▶ _WHAT YOU WILL DO_
Without the pictures, can you quote each line below exactly?

▶ _ROWS_
□ □ □ □
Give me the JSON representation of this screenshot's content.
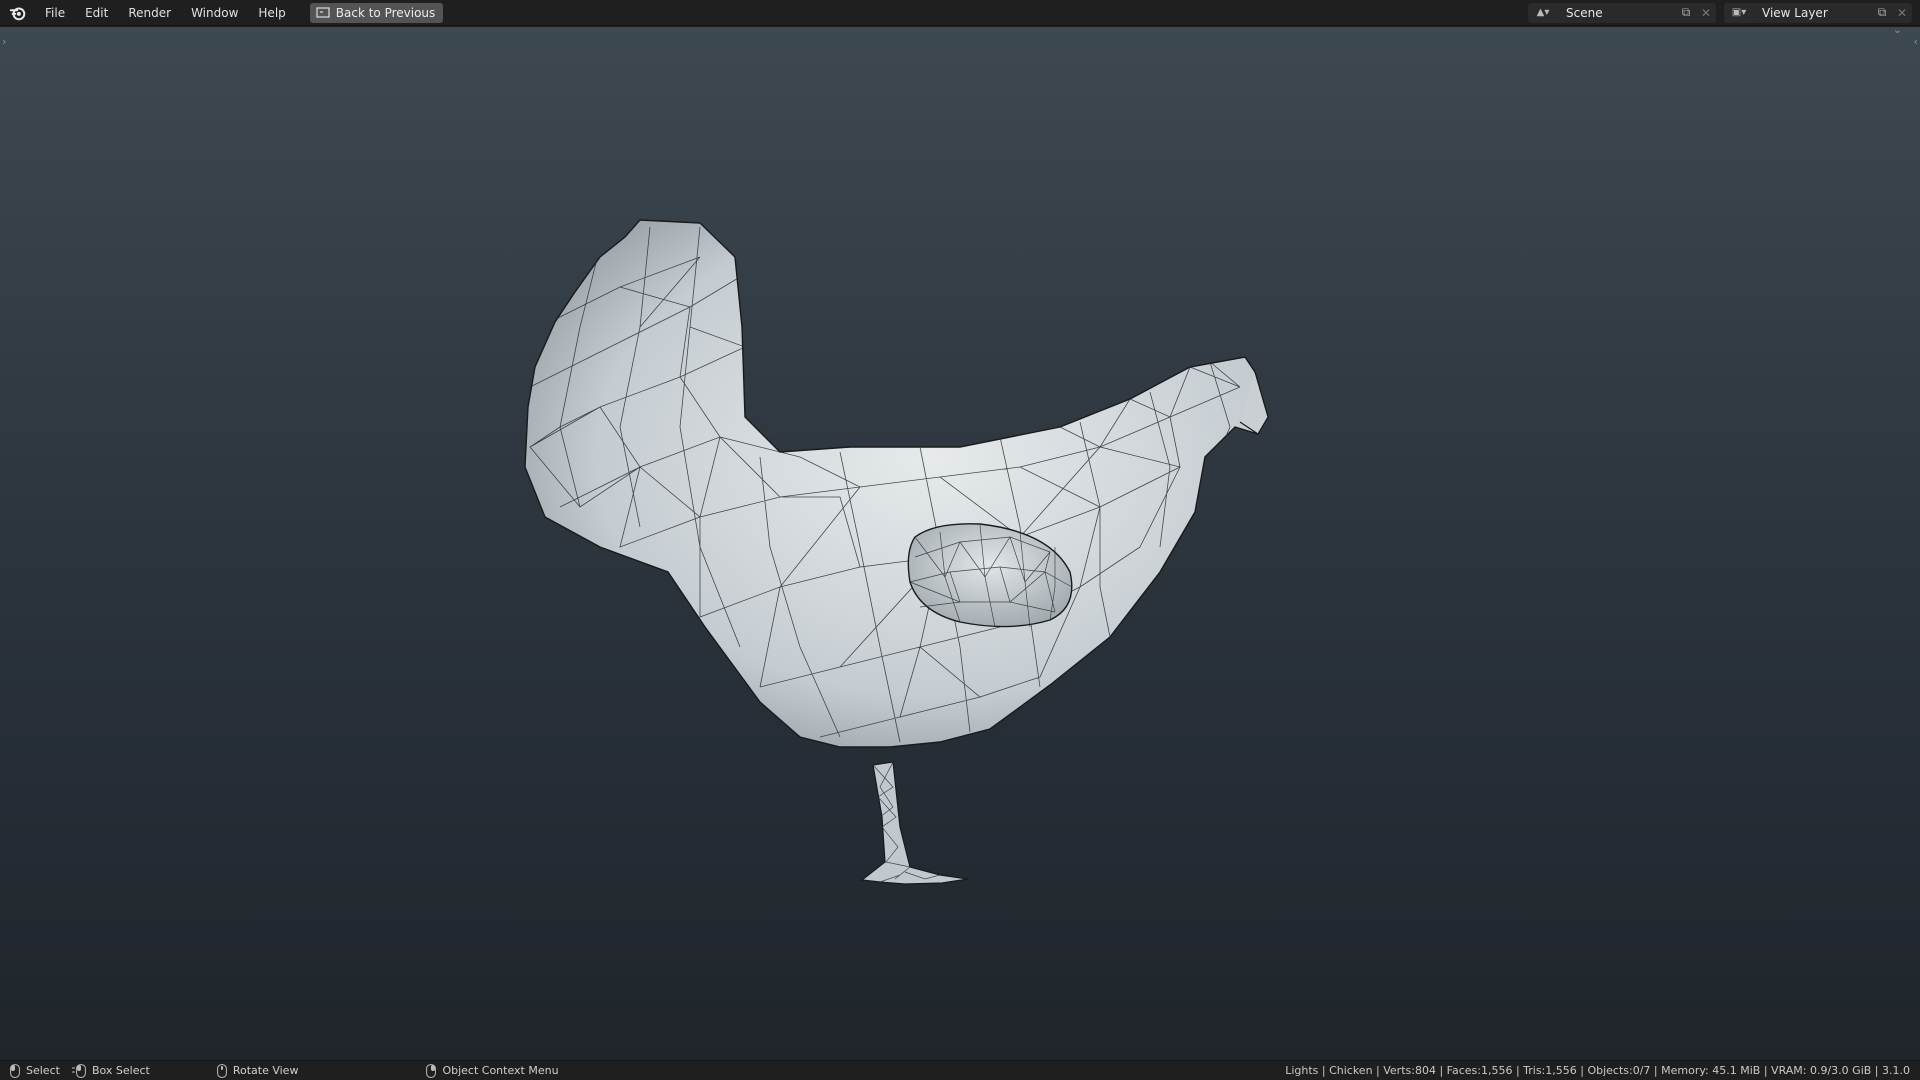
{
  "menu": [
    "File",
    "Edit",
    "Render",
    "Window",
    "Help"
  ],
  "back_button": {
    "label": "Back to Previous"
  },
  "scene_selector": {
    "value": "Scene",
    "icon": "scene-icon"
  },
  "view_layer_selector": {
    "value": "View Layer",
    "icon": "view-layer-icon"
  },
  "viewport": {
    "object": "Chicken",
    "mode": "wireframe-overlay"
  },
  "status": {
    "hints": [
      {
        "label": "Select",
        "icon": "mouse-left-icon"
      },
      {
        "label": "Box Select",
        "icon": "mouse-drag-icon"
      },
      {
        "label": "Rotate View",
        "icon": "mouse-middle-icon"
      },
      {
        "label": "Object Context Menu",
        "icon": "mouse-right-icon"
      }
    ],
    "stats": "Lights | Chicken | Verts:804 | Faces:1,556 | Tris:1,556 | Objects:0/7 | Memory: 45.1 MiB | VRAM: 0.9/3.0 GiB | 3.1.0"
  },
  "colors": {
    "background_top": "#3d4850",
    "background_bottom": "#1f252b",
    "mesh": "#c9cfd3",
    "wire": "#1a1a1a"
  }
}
□ □ □ □
▶ _SOLUTION TO THIS PROBLEM_
Give me the JSON representation of this screenshot's content.
{
  "menu": [
    "File",
    "Edit",
    "Render",
    "Window",
    "Help"
  ],
  "back_button": {
    "label": "Back to Previous"
  },
  "scene_selector": {
    "value": "Scene",
    "icon": "scene-icon"
  },
  "view_layer_selector": {
    "value": "View Layer",
    "icon": "view-layer-icon"
  },
  "viewport": {
    "object": "Chicken",
    "mode": "wireframe-overlay"
  },
  "status": {
    "hints": [
      {
        "label": "Select",
        "icon": "mouse-left-icon"
      },
      {
        "label": "Box Select",
        "icon": "mouse-drag-icon"
      },
      {
        "label": "Rotate View",
        "icon": "mouse-middle-icon"
      },
      {
        "label": "Object Context Menu",
        "icon": "mouse-right-icon"
      }
    ],
    "stats": "Lights | Chicken | Verts:804 | Faces:1,556 | Tris:1,556 | Objects:0/7 | Memory: 45.1 MiB | VRAM: 0.9/3.0 GiB | 3.1.0"
  },
  "colors": {
    "background_top": "#3d4850",
    "background_bottom": "#1f252b",
    "mesh": "#c9cfd3",
    "wire": "#1a1a1a"
  }
}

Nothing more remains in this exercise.